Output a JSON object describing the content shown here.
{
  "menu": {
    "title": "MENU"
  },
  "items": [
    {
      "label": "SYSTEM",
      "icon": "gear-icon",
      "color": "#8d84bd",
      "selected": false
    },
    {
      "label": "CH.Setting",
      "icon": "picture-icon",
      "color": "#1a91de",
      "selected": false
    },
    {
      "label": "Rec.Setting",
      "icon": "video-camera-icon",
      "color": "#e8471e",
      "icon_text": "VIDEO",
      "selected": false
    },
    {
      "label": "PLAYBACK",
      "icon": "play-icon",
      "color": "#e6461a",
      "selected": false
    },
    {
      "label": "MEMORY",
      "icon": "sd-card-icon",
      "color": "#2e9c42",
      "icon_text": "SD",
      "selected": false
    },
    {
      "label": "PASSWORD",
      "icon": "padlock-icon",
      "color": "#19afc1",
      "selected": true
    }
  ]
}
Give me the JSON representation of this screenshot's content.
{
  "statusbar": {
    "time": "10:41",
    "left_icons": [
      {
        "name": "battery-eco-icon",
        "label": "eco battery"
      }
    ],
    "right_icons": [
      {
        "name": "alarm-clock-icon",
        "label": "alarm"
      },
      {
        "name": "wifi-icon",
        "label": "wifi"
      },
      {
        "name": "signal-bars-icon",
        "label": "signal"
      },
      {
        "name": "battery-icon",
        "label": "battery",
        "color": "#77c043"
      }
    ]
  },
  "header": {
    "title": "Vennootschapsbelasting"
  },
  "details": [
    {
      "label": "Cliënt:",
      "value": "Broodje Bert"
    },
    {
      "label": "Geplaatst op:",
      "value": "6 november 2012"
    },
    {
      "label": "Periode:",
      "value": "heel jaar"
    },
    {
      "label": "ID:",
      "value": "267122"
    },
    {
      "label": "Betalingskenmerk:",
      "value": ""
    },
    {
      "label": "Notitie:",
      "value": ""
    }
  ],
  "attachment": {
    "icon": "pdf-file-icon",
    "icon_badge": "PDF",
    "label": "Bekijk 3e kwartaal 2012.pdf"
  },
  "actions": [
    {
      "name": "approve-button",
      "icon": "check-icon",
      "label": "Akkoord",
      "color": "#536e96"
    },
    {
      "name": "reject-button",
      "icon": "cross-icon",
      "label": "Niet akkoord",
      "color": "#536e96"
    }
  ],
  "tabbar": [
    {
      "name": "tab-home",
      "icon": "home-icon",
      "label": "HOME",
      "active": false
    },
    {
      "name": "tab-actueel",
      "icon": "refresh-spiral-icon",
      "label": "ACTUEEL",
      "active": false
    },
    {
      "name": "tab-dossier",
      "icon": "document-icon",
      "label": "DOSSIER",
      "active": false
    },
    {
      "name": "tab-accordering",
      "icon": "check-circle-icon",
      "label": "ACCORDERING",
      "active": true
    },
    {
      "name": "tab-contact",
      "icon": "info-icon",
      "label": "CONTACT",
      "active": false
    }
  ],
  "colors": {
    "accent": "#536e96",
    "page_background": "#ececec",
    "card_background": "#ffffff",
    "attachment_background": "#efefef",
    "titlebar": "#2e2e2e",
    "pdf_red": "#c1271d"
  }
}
#####
-- Challenge --
Scan the entries above and work out how many lines include the word "content"; the reply is that number alone.

-- Task answer --
2